Data records
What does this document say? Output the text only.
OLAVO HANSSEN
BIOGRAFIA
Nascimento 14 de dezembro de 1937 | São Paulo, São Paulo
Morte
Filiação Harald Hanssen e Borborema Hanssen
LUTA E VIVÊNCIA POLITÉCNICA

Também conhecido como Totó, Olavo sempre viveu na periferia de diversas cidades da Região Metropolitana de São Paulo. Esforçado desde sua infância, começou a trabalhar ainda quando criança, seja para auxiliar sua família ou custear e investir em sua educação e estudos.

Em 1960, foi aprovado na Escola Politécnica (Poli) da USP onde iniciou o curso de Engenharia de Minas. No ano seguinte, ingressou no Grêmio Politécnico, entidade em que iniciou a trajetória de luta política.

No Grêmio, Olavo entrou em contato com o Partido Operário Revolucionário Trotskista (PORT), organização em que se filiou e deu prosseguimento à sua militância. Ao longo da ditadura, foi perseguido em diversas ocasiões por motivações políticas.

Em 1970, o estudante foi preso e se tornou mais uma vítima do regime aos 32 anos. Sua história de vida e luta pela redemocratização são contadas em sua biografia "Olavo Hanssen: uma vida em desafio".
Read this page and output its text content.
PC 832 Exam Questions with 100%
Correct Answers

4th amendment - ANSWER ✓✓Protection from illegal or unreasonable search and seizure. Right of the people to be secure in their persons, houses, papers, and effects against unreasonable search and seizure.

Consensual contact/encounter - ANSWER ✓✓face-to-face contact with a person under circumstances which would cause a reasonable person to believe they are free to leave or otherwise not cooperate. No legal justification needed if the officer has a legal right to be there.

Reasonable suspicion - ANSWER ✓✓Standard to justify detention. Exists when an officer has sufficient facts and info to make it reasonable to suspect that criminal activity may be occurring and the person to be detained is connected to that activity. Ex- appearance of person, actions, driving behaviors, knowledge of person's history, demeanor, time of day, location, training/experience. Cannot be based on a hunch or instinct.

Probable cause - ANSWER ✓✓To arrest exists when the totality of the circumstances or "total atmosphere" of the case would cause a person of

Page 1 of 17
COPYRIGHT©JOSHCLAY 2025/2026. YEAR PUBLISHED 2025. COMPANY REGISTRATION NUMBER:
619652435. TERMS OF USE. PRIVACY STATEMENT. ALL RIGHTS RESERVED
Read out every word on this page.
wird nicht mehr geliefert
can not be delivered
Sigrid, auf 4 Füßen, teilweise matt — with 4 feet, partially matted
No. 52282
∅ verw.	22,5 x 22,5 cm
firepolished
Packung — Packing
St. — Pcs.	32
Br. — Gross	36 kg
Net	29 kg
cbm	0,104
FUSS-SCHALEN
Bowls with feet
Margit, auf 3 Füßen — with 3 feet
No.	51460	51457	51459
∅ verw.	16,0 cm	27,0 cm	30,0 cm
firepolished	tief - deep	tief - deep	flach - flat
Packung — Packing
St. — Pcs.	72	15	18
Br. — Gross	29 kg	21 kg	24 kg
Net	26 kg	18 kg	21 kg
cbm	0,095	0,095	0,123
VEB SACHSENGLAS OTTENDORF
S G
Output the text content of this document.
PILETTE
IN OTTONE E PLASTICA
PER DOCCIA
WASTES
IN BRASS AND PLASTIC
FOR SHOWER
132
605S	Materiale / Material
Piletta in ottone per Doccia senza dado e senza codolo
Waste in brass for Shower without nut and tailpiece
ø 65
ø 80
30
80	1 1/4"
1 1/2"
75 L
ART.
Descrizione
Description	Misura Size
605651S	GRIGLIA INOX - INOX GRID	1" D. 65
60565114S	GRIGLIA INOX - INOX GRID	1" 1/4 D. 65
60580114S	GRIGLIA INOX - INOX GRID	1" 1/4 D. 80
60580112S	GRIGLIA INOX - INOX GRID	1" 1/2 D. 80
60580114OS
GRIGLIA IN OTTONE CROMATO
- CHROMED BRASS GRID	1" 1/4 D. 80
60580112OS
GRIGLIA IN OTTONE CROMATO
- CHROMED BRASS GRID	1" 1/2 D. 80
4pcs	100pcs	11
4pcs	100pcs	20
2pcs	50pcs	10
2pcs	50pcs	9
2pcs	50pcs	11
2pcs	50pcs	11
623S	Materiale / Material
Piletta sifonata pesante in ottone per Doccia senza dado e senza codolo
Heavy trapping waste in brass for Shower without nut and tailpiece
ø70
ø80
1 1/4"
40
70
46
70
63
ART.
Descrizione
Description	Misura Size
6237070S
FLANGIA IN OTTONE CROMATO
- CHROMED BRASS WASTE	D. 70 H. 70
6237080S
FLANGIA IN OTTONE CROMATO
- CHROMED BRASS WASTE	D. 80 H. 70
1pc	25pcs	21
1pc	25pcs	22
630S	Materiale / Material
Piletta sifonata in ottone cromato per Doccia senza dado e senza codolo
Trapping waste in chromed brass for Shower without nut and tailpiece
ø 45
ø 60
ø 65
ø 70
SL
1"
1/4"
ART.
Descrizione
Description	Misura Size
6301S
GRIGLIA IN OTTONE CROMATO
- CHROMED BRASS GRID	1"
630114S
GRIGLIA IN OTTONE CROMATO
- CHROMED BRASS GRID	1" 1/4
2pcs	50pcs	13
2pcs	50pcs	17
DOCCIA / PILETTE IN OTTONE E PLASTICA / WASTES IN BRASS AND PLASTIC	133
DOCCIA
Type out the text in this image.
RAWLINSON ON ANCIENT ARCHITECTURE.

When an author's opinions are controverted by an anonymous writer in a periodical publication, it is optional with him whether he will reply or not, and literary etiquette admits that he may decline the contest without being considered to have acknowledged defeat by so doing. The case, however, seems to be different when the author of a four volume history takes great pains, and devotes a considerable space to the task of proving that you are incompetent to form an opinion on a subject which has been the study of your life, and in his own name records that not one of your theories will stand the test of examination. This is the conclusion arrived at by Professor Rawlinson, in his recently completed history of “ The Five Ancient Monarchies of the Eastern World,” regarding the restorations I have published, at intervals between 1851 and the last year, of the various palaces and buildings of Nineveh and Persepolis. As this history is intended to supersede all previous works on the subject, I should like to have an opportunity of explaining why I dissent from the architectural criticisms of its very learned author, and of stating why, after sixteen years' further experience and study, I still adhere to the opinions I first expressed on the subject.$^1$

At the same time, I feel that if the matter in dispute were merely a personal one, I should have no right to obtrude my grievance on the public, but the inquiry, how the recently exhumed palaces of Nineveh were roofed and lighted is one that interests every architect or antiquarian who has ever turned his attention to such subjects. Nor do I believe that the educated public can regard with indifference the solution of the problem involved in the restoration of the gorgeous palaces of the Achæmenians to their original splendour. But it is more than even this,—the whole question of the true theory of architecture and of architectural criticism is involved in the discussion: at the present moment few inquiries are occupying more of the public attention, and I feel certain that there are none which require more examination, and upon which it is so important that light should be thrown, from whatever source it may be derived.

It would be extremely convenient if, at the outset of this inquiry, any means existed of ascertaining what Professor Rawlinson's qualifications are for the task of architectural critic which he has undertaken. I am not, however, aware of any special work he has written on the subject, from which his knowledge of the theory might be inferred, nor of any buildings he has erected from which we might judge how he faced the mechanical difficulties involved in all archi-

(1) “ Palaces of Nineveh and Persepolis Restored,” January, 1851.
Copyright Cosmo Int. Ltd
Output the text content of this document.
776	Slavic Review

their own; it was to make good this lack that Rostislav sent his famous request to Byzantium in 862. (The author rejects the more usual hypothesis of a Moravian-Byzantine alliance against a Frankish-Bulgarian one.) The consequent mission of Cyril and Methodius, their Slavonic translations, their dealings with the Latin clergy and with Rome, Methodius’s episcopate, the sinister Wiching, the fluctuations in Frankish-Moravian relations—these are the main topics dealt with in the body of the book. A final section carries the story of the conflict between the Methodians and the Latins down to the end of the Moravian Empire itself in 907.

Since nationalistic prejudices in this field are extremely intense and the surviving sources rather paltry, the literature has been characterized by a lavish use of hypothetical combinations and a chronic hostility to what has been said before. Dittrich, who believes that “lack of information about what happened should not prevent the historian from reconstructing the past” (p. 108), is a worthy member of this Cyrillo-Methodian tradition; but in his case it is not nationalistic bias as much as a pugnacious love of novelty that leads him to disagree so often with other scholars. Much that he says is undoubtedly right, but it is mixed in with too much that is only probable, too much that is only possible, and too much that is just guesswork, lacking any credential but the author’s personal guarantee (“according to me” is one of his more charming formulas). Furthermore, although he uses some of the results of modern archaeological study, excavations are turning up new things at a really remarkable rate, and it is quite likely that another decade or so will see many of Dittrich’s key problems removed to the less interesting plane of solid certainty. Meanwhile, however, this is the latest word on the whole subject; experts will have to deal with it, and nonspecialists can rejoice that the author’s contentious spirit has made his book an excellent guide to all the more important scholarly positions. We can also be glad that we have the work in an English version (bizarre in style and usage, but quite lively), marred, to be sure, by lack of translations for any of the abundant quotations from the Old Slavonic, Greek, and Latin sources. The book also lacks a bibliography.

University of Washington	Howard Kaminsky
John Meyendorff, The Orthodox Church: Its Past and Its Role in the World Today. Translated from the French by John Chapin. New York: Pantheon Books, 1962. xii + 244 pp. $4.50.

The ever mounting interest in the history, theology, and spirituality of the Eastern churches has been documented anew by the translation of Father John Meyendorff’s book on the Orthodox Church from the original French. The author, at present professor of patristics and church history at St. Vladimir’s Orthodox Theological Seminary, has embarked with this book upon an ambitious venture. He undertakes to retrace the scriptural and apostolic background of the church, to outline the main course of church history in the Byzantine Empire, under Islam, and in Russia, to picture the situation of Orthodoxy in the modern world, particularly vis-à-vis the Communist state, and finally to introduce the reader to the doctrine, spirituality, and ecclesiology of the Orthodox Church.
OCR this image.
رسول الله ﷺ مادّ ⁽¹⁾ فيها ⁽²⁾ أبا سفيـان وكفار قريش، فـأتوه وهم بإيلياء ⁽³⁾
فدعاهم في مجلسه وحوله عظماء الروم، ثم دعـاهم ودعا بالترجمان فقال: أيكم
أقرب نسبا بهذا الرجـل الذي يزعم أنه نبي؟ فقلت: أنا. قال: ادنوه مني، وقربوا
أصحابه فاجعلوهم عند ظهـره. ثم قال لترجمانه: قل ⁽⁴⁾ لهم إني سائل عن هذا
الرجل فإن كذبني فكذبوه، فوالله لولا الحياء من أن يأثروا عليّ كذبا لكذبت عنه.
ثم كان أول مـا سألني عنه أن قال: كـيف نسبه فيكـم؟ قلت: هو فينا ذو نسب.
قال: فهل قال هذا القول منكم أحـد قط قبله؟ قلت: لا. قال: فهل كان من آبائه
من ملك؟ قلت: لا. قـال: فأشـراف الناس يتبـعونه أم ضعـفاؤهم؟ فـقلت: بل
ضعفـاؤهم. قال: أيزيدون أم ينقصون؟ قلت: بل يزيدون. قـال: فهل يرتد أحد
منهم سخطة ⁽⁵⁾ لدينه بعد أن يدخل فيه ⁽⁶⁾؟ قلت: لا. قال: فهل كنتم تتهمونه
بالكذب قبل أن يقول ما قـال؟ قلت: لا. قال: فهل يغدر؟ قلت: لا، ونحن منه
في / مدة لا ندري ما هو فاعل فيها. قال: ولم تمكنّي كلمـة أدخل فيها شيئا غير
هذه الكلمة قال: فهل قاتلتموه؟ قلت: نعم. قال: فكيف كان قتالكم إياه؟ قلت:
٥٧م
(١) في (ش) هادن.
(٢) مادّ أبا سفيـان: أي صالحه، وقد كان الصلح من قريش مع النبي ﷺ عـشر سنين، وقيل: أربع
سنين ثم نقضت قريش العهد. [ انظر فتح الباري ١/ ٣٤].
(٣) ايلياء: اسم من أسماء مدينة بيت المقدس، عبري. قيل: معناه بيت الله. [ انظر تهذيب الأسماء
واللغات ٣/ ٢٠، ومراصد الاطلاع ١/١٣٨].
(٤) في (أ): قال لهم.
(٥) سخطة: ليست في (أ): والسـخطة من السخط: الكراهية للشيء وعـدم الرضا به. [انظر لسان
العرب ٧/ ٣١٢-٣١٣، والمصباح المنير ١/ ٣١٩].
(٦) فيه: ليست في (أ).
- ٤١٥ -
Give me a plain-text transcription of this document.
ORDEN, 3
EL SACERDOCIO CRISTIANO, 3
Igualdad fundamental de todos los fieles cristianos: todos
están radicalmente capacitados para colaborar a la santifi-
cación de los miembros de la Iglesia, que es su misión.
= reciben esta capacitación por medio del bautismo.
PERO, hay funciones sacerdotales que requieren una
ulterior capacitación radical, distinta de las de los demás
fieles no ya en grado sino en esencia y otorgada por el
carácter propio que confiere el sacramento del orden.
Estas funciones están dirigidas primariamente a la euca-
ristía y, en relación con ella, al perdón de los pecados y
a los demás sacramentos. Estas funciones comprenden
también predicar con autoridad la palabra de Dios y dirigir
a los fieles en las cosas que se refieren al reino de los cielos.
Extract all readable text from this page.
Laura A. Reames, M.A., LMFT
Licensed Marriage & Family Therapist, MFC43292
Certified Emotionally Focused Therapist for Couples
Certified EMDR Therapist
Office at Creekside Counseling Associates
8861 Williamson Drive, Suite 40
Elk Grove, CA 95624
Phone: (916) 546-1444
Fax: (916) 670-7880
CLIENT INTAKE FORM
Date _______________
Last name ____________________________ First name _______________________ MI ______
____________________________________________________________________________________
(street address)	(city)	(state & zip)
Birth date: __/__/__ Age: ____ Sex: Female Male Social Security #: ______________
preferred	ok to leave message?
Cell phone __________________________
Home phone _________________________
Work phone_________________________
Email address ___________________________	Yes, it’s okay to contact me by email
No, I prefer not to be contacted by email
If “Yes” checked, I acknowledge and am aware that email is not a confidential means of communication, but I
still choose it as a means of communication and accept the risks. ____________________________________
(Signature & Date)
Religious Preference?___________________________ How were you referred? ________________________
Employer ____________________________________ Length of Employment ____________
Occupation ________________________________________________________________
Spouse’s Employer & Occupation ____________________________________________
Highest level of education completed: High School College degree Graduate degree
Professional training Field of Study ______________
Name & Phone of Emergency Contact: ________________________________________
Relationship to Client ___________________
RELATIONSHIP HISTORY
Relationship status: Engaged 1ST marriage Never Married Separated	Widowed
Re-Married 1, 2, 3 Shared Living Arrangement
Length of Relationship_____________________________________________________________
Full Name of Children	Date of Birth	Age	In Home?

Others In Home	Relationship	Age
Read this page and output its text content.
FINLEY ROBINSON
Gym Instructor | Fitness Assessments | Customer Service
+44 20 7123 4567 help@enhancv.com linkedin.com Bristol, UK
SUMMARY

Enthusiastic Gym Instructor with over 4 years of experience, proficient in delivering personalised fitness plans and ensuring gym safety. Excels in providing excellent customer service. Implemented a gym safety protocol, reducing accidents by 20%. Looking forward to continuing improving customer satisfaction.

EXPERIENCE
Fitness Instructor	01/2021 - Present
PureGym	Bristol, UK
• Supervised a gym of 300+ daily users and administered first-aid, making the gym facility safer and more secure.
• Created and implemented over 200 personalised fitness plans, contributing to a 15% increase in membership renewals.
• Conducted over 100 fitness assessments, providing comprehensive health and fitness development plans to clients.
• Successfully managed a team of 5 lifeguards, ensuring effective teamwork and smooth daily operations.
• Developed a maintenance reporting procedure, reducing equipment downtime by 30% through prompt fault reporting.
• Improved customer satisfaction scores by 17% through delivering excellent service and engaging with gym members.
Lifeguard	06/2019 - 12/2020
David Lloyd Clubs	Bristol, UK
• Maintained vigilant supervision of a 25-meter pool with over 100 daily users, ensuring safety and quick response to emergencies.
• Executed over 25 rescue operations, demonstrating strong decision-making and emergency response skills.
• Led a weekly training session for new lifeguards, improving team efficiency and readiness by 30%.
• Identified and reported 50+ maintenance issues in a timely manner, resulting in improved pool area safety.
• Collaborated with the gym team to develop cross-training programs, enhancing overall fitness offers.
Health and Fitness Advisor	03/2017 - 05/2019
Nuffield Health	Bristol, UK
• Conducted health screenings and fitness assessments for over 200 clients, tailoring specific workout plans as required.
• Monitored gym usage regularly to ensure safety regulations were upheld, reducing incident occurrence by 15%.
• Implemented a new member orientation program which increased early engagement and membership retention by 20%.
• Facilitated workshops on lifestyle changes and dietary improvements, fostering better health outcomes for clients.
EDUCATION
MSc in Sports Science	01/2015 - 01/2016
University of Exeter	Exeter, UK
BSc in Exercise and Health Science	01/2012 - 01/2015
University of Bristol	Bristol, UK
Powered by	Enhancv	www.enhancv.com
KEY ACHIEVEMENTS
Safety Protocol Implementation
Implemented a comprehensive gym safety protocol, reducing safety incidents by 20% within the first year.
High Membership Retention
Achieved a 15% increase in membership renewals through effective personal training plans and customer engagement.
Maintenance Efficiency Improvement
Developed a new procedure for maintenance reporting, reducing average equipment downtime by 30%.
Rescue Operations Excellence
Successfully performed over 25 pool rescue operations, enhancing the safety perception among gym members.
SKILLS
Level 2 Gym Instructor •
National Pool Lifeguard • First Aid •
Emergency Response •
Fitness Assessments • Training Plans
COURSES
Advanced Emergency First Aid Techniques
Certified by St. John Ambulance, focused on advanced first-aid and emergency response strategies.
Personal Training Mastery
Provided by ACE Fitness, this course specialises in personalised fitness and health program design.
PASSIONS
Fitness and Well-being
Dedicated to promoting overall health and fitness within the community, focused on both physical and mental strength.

**AIM**
Find every line in the records that contains the word "against"; copy those lines.

**SOLUTION FOR THIS TASK**
4th amendment - ANSWER ✓✓Protection from illegal or unreasonable search and seizure. Right of the people to be secure in their persons, houses, papers, and effects against unreasonable search and seizure.
their own; it was to make good this lack that Rostislav sent his famous request to Byzantium in 862. (The author rejects the more usual hypothesis of a Moravian-Byzantine alliance against a Frankish-Bulgarian one.) The consequent mission of Cyril and Methodius, their Slavonic translations, their dealings with the Latin clergy and with Rome, Methodius’s episcopate, the sinister Wiching, the fluctuations in Frankish-Moravian relations—these are the main topics dealt with in the body of the book. A final section carries the story of the conflict between the Methodians and the Latins down to the end of the Moravian Empire itself in 907.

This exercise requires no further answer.